[Stored data entries]

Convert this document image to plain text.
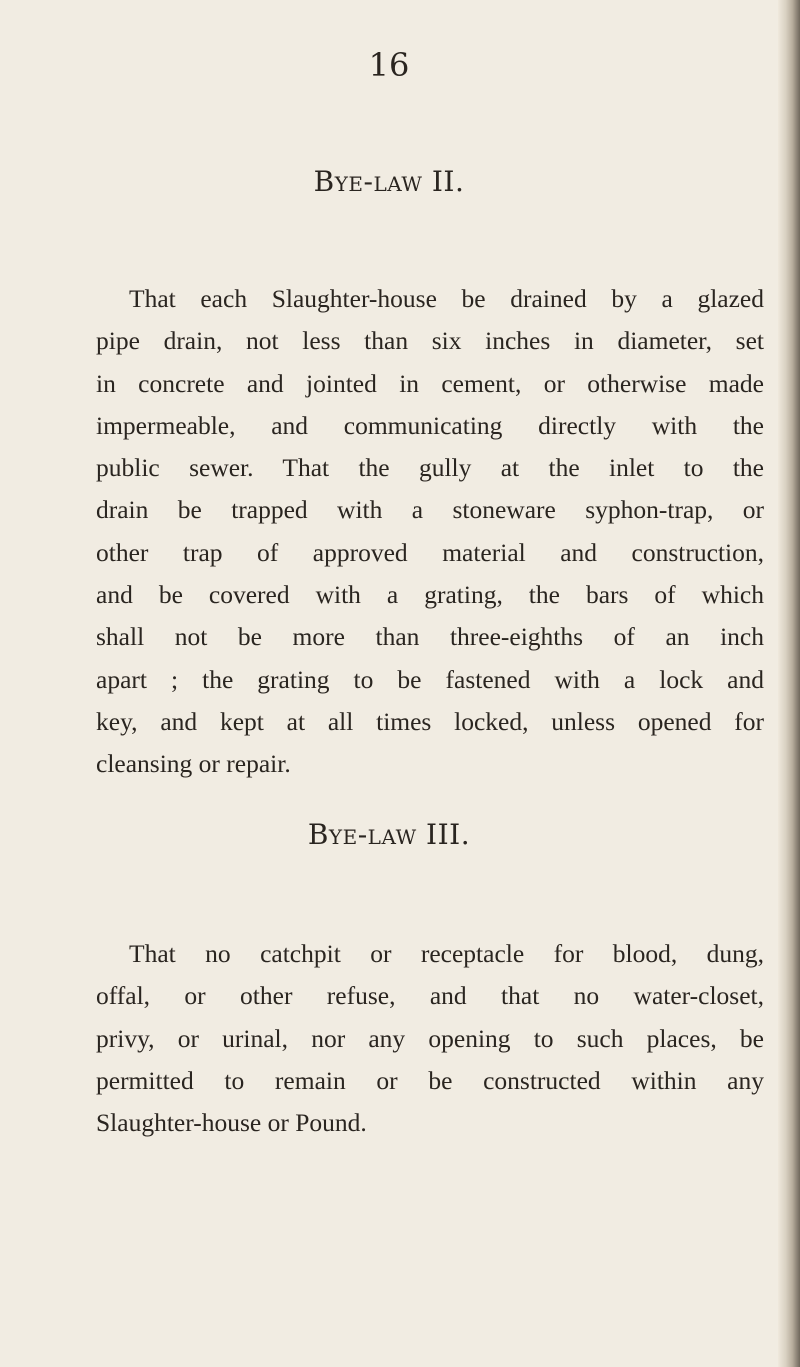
16
Bye-law II.

That each Slaughter-house be drained by a glazed
pipe drain, not less than six inches in diameter, set
in concrete and jointed in cement, or otherwise made
impermeable, and communicating directly with the
public sewer. That the gully at the inlet to the
drain be trapped with a stoneware syphon-trap, or
other trap of approved material and construction,
and be covered with a grating, the bars of which
shall not be more than three-eighths of an inch
apart ; the grating to be fastened with a lock and
key, and kept at all times locked, unless opened for
cleansing or repair.

Bye-law III.

That no catchpit or receptacle for blood, dung,
offal, or other refuse, and that no water-closet,
privy, or urinal, nor any opening to such places, be
permitted to remain or be constructed within any
Slaughter-house or Pound.
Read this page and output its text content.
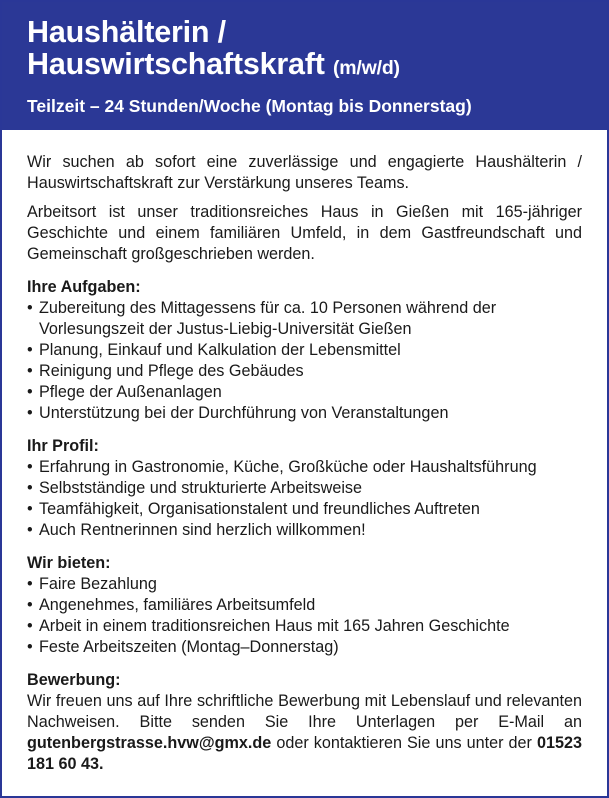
Haushälterin /
Hauswirtschaftskraft (m/w/d)
Teilzeit – 24 Stunden/Woche (Montag bis Donnerstag)

Wir suchen ab sofort eine zuverlässige und engagierte Haushälterin / Hauswirtschaftskraft zur Verstärkung unseres Teams.

Arbeitsort ist unser traditionsreiches Haus in Gießen mit 165-jähriger Geschichte und einem familiären Umfeld, in dem Gastfreundschaft und Gemeinschaft großgeschrieben werden.

Ihre Aufgaben:
• Zubereitung des Mittagessens für ca. 10 Personen während der Vorlesungszeit der Justus-Liebig-Universität Gießen
• Planung, Einkauf und Kalkulation der Lebensmittel
• Reinigung und Pflege des Gebäudes
• Pflege der Außenanlagen
• Unterstützung bei der Durchführung von Veranstaltungen
Ihr Profil:
• Erfahrung in Gastronomie, Küche, Großküche oder Haushaltsführung
• Selbstständige und strukturierte Arbeitsweise
• Teamfähigkeit, Organisationstalent und freundliches Auftreten
• Auch Rentnerinnen sind herzlich willkommen!
Wir bieten:
• Faire Bezahlung
• Angenehmes, familiäres Arbeitsumfeld
• Arbeit in einem traditionsreichen Haus mit 165 Jahren Geschichte
• Feste Arbeitszeiten (Montag–Donnerstag)
Bewerbung:
Wir freuen uns auf Ihre schriftliche Bewerbung mit Lebenslauf und relevanten Nachweisen. Bitte senden Sie Ihre Unterlagen per E-Mail an gutenbergstrasse.hvw@gmx.de oder kontaktieren Sie uns unter der 01523 181 60 43.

- What you will do
Within the listing above, find every line containing the string "Bewerbung" and return it.

- Exercise output
Bewerbung:
Wir freuen uns auf Ihre schriftliche Bewerbung mit Lebenslauf und relevanten Nachweisen. Bitte senden Sie Ihre Unterlagen per E-Mail an gutenbergstrasse.hvw@gmx.de oder kontaktieren Sie uns unter der 01523 181 60 43.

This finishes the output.